# [Directions for this task]
Copy out each line that includes the word "arrow".

# [The records]
============================================================
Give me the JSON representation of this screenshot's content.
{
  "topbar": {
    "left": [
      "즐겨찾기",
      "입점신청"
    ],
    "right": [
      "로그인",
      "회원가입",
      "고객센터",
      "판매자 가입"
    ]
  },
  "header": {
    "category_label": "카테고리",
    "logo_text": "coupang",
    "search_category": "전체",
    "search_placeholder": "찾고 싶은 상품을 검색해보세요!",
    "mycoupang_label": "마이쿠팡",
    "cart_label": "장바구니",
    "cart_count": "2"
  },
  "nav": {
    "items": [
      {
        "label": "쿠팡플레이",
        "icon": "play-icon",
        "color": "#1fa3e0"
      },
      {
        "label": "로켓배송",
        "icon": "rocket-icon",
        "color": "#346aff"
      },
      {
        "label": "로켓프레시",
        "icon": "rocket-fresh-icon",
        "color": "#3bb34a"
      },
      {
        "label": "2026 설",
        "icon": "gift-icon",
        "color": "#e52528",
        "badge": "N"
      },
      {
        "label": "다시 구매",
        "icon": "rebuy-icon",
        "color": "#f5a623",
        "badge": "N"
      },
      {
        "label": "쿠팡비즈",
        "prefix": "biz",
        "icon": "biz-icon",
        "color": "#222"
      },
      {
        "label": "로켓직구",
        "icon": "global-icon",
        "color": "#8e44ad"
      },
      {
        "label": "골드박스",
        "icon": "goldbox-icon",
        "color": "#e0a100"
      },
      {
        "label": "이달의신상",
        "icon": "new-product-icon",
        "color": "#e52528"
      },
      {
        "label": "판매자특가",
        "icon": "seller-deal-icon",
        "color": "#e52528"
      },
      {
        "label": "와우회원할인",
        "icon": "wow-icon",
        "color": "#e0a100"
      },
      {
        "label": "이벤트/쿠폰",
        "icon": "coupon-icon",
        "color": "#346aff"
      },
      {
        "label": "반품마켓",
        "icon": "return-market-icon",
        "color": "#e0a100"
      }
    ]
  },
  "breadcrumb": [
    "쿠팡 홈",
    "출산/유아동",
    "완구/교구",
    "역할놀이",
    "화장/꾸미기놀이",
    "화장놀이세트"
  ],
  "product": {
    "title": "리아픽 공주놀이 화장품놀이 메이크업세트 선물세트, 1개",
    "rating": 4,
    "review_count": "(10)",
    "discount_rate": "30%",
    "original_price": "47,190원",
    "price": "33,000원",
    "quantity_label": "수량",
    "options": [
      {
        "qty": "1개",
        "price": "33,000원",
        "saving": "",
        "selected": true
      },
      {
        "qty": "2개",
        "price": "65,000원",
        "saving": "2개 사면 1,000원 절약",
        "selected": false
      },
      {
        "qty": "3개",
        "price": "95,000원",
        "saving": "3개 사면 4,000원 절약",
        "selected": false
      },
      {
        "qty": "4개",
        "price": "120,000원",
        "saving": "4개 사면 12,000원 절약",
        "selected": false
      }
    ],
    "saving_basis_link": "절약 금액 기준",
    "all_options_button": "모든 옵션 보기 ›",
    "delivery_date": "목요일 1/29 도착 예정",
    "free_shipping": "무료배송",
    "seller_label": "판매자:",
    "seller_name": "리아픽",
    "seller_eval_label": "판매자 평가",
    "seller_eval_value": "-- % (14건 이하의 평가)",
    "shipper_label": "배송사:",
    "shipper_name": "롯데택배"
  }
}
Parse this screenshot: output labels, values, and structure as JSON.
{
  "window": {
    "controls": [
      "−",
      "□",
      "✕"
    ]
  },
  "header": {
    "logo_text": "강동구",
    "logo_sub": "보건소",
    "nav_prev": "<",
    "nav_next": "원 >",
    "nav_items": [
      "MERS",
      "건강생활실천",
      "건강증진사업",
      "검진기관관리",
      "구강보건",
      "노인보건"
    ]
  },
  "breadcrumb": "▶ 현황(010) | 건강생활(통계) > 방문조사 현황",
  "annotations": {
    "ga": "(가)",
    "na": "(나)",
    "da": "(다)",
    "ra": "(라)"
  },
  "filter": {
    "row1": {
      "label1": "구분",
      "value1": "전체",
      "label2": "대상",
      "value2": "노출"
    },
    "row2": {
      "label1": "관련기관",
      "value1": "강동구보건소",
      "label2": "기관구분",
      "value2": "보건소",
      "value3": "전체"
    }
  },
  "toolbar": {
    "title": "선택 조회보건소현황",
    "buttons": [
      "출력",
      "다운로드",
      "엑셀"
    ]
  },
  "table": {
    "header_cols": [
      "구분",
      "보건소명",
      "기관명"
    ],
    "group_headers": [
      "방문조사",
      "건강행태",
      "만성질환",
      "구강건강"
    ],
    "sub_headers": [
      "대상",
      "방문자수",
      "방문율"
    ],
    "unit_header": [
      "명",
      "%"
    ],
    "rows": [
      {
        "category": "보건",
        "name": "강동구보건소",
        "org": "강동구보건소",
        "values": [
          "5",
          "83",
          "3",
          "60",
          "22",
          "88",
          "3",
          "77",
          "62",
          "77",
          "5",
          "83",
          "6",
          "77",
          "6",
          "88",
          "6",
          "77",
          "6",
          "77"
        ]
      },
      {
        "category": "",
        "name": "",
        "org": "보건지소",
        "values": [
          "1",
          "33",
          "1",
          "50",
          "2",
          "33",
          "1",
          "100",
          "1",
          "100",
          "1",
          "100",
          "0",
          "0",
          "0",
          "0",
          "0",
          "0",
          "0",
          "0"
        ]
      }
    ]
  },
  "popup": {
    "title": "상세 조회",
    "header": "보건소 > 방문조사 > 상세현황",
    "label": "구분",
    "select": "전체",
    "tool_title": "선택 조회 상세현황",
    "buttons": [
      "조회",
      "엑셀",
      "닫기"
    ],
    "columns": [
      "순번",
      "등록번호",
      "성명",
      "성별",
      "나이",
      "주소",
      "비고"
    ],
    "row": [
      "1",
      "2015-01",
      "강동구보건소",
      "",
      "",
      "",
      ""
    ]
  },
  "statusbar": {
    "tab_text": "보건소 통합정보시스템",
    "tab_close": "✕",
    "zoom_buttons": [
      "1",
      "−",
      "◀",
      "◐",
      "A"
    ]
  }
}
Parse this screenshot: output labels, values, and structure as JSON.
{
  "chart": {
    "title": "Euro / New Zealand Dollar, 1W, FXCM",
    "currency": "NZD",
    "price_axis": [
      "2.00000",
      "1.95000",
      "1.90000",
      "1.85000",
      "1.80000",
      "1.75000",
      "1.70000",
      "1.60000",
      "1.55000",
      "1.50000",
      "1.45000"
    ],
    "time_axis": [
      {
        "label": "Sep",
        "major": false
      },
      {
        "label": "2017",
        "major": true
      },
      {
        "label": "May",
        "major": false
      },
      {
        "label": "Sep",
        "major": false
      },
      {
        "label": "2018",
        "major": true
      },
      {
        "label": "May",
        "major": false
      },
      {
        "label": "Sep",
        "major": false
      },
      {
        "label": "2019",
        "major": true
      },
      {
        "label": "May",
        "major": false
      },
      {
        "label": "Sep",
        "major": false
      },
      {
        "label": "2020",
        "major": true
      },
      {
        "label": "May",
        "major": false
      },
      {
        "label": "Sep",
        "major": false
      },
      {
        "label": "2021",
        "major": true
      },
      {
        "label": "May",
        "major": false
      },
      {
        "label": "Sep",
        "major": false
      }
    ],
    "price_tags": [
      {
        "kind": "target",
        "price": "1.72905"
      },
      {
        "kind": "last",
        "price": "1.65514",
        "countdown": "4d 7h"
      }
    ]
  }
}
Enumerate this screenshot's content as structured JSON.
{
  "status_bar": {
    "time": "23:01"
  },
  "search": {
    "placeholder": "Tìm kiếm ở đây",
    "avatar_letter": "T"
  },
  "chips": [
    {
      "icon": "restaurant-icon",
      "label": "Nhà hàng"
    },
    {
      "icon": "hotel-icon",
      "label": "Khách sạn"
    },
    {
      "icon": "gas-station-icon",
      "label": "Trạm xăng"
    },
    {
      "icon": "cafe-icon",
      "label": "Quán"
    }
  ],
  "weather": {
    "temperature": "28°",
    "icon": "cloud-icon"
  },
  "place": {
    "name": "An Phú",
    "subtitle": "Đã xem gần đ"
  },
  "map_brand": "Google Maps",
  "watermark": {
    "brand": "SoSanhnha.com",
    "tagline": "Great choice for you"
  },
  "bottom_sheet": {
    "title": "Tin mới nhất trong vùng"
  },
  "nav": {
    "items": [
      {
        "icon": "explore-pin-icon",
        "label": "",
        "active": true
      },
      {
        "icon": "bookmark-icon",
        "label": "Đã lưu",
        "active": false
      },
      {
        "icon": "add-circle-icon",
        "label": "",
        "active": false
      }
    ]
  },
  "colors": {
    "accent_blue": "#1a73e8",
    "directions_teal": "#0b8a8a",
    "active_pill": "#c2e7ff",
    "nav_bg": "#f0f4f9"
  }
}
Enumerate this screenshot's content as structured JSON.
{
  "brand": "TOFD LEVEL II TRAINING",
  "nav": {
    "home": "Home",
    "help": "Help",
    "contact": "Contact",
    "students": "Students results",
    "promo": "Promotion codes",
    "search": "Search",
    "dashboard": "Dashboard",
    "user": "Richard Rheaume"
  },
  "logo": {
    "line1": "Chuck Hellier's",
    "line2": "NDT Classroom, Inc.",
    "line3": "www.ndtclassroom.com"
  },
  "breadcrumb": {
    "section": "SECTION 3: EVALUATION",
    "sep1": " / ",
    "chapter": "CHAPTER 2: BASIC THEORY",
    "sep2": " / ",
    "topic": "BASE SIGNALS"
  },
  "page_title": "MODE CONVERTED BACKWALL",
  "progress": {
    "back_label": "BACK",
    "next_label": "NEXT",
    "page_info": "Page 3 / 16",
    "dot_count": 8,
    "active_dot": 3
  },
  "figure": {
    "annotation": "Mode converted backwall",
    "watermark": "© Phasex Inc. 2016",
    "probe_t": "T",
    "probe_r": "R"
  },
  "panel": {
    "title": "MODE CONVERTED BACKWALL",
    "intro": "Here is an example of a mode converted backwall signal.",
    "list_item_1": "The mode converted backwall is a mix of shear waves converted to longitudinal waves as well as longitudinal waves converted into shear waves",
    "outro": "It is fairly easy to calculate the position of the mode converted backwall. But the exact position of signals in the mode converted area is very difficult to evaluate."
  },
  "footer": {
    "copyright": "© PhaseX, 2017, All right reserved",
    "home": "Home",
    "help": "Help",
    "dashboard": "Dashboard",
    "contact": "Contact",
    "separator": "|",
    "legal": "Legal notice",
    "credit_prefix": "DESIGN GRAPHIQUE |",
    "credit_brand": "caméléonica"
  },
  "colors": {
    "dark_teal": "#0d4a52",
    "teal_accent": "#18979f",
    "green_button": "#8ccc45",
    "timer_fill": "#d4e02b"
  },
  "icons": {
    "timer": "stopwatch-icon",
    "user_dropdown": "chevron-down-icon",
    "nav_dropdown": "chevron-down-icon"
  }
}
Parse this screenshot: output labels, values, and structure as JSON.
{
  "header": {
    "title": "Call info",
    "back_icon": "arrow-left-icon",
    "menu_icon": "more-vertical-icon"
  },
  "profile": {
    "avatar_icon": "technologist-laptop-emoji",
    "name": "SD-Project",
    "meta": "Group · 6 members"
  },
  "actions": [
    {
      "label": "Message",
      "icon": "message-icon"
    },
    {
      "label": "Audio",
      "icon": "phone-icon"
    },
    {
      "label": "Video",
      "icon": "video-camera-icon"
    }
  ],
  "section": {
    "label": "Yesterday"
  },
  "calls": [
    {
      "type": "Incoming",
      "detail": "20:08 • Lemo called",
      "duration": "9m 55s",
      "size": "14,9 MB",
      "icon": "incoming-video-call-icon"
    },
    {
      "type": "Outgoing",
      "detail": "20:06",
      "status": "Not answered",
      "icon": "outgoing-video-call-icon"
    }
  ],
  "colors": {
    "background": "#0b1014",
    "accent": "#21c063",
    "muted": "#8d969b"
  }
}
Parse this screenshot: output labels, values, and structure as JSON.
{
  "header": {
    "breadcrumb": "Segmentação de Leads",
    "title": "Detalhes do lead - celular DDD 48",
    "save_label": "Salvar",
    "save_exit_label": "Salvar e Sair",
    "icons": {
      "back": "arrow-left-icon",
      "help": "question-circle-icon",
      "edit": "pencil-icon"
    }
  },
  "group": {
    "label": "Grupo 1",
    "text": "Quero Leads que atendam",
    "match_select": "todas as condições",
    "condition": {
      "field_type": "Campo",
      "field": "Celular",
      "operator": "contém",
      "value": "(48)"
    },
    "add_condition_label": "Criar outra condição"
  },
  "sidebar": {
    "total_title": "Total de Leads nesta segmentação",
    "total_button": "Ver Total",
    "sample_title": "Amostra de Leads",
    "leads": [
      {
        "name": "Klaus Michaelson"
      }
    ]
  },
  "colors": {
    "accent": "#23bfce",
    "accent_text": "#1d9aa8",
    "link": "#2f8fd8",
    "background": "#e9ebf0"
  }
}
============================================================
# [Written response]
    "back_icon": "arrow-left-icon",
      "back": "arrow-left-icon",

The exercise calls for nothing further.